• **Your objective**: Write out the material word for word, from its first line through the line that contains "data-point [400,829,412,841]", including both of those lines.

• **Supplied records**:
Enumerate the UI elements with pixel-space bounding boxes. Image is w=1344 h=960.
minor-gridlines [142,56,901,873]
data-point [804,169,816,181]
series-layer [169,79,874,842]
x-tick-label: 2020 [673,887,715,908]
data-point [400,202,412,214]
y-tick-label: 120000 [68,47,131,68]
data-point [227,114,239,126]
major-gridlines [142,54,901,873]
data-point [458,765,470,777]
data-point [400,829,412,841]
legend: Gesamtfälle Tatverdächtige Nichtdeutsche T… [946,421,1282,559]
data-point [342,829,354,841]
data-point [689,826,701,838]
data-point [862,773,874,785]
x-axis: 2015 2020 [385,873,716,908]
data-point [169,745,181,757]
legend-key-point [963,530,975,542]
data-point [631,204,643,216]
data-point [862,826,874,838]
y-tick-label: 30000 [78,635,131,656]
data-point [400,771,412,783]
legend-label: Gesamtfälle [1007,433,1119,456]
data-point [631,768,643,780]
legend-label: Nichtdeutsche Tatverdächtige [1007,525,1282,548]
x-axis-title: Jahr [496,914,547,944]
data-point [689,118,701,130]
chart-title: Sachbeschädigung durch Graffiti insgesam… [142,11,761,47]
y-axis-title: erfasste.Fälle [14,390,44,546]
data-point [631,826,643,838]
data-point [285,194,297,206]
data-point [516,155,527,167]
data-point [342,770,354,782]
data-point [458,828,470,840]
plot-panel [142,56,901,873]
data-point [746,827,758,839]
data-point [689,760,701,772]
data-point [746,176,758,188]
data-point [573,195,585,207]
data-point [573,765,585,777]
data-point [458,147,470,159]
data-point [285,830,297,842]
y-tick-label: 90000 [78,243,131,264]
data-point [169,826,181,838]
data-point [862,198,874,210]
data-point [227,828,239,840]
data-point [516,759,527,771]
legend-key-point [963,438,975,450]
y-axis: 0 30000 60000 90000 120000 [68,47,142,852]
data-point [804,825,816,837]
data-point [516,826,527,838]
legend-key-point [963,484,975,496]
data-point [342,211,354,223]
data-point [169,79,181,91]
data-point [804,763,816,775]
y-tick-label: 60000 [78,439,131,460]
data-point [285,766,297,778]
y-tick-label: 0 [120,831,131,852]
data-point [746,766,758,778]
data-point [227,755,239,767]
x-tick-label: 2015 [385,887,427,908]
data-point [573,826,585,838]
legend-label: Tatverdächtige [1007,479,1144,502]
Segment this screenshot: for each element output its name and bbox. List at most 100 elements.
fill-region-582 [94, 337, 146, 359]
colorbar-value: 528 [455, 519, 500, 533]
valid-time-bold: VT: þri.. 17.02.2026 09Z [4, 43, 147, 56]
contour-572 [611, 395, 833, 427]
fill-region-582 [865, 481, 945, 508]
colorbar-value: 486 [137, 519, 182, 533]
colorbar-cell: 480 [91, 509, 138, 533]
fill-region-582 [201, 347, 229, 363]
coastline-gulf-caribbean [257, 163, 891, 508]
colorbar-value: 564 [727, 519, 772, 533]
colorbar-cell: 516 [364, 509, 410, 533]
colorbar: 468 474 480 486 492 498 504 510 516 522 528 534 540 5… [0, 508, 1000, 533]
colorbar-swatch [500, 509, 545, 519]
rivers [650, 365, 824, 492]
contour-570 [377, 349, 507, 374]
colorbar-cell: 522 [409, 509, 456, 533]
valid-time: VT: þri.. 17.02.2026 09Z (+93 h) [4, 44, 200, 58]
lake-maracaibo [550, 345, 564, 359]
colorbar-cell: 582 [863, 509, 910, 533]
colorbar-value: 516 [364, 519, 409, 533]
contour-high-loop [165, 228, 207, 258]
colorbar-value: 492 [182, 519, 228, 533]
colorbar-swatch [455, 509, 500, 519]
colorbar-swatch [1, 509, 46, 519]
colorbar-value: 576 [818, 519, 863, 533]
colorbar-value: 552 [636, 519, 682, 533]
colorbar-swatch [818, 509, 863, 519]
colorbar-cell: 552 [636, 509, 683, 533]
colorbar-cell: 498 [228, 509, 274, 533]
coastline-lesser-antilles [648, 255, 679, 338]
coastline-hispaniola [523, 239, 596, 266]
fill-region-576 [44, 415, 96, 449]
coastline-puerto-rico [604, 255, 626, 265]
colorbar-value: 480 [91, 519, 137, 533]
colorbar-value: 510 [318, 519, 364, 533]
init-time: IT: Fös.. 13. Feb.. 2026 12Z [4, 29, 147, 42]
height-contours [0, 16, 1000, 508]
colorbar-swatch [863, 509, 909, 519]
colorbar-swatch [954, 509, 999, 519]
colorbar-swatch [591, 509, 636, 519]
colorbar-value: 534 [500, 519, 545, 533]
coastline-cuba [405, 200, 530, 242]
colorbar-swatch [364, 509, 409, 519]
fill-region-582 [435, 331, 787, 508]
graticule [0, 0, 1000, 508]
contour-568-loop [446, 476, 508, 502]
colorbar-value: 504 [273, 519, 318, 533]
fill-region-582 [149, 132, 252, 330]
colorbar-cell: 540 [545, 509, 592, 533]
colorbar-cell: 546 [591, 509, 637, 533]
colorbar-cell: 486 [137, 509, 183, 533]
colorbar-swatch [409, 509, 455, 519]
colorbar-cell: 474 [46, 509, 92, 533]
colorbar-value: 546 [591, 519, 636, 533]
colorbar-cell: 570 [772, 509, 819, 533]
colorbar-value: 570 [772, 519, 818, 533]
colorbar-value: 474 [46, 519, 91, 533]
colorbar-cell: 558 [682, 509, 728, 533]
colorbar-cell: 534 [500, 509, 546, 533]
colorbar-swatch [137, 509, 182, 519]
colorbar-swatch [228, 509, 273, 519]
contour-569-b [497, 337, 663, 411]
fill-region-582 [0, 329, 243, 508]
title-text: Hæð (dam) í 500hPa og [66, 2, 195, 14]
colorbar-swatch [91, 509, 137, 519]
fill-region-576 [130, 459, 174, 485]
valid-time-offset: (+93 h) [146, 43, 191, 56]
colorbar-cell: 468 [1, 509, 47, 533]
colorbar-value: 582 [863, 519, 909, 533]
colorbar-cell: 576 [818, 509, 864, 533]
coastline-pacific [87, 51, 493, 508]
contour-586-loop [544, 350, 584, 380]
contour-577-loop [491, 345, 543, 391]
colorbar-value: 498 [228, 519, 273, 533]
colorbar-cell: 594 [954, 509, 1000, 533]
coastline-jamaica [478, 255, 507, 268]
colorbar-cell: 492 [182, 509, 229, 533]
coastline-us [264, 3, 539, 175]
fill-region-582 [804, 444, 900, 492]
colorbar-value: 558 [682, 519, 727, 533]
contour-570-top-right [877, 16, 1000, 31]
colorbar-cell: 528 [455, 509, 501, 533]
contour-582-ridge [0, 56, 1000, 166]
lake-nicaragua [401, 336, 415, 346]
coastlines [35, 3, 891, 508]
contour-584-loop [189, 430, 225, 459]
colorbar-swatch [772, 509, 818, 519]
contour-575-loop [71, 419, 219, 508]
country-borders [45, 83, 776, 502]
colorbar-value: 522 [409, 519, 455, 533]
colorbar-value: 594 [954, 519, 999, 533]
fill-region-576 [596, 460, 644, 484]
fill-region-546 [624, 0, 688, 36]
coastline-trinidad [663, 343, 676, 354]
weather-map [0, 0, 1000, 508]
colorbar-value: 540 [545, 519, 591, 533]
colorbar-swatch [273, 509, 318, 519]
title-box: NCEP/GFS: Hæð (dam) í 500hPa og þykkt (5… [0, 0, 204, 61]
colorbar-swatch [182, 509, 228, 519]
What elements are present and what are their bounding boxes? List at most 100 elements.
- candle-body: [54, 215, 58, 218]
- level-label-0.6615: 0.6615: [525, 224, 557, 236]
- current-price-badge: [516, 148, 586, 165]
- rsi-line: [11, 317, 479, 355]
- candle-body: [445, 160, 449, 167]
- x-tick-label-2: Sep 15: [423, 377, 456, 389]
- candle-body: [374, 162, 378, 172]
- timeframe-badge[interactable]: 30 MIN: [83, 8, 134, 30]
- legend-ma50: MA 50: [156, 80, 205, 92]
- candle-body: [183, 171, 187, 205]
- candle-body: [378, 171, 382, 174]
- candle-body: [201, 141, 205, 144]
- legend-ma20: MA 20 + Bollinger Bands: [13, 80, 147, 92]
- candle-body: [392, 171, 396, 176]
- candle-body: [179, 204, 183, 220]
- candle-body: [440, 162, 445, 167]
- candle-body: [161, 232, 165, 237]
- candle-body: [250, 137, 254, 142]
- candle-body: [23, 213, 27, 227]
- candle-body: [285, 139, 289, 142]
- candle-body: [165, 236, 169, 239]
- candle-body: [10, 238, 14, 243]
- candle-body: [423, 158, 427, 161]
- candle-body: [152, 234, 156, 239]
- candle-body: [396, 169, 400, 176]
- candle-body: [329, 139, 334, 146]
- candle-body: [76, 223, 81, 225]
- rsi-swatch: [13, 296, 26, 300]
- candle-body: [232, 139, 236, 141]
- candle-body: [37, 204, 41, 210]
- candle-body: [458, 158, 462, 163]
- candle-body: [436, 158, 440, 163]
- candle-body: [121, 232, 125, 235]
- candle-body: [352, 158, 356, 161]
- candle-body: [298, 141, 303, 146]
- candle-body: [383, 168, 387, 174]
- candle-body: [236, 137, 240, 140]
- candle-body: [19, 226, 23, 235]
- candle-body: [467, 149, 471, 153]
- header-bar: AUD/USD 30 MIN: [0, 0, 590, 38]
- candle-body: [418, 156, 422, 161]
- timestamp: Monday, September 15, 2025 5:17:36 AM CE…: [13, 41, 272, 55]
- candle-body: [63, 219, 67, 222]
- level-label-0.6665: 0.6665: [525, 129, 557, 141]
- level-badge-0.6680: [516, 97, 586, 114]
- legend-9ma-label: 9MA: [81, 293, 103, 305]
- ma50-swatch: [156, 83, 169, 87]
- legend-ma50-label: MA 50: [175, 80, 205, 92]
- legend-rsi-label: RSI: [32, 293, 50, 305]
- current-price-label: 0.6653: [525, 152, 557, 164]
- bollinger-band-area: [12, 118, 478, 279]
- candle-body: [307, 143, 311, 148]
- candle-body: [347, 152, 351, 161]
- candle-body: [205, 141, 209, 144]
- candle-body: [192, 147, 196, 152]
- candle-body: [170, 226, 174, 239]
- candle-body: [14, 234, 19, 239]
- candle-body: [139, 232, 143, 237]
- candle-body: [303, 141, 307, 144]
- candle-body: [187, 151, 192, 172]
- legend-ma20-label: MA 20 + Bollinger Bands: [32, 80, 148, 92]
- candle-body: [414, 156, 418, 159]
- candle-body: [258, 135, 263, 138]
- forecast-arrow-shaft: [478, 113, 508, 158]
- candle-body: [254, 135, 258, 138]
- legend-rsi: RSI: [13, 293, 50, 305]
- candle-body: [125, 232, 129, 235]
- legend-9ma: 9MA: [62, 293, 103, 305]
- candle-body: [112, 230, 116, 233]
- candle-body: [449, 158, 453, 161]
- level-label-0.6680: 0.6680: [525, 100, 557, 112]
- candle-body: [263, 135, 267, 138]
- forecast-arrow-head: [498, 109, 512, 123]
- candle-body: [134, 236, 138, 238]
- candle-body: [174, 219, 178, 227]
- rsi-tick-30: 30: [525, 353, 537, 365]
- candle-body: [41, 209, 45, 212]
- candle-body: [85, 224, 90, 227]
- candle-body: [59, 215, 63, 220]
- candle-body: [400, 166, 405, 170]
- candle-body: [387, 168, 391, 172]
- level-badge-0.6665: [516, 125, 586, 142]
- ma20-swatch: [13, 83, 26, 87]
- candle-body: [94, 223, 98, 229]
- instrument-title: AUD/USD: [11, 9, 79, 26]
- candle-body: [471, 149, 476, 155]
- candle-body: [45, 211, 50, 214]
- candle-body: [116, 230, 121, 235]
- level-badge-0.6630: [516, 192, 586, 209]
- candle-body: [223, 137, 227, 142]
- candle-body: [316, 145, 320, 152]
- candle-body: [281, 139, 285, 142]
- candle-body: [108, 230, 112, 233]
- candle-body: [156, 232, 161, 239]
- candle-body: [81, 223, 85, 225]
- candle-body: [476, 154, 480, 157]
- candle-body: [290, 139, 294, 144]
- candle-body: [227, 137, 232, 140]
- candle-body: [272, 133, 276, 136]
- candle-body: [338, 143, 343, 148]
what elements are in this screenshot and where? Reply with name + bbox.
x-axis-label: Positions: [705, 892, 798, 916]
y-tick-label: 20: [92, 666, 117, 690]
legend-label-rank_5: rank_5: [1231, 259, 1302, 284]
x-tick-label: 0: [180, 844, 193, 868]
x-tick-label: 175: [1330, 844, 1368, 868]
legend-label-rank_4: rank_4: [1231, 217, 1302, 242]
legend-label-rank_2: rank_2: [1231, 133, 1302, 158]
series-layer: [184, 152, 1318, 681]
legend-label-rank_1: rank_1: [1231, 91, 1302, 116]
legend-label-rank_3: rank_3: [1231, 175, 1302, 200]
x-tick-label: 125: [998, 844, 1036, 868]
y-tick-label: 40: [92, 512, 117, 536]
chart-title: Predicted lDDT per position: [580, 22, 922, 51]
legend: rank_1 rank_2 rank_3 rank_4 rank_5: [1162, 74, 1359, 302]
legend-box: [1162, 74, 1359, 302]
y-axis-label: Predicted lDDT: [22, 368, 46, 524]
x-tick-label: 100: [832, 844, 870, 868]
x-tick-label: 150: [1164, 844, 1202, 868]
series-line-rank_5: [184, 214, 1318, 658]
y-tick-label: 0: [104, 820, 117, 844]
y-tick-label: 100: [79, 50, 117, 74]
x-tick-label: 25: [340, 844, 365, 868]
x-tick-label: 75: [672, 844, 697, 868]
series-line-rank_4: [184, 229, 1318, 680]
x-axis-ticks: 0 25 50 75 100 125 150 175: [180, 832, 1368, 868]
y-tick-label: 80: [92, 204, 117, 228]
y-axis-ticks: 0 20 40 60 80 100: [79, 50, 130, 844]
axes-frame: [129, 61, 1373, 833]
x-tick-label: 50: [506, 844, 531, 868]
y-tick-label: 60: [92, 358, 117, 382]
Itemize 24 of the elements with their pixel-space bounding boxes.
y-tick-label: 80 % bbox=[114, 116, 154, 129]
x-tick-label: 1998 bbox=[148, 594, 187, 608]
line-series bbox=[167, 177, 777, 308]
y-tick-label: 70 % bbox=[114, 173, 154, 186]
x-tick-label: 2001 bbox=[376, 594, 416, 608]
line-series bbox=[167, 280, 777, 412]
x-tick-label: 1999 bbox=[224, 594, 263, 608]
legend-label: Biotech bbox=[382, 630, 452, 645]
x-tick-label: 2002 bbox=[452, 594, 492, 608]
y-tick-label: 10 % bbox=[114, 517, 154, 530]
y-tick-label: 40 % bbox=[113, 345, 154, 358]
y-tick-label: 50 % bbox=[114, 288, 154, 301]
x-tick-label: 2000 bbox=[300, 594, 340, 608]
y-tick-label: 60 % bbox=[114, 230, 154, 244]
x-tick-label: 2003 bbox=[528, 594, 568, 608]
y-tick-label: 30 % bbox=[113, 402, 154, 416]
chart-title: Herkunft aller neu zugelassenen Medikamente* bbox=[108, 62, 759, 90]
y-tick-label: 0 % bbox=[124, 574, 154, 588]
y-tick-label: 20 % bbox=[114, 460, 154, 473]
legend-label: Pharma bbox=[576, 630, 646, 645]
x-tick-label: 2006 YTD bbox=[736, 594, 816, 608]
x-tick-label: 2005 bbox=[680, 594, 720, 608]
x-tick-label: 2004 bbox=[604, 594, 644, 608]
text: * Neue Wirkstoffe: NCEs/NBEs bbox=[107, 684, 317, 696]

• **Correct output**:
Enumerate the UI elements with pixel-space bounding boxes. Image is w=1344 h=960.
minor-gridlines [142,56,901,873]
data-point [804,169,816,181]
series-layer [169,79,874,842]
x-tick-label: 2020 [673,887,715,908]
data-point [400,202,412,214]
y-tick-label: 120000 [68,47,131,68]
data-point [227,114,239,126]
major-gridlines [142,54,901,873]
data-point [458,765,470,777]
data-point [400,829,412,841]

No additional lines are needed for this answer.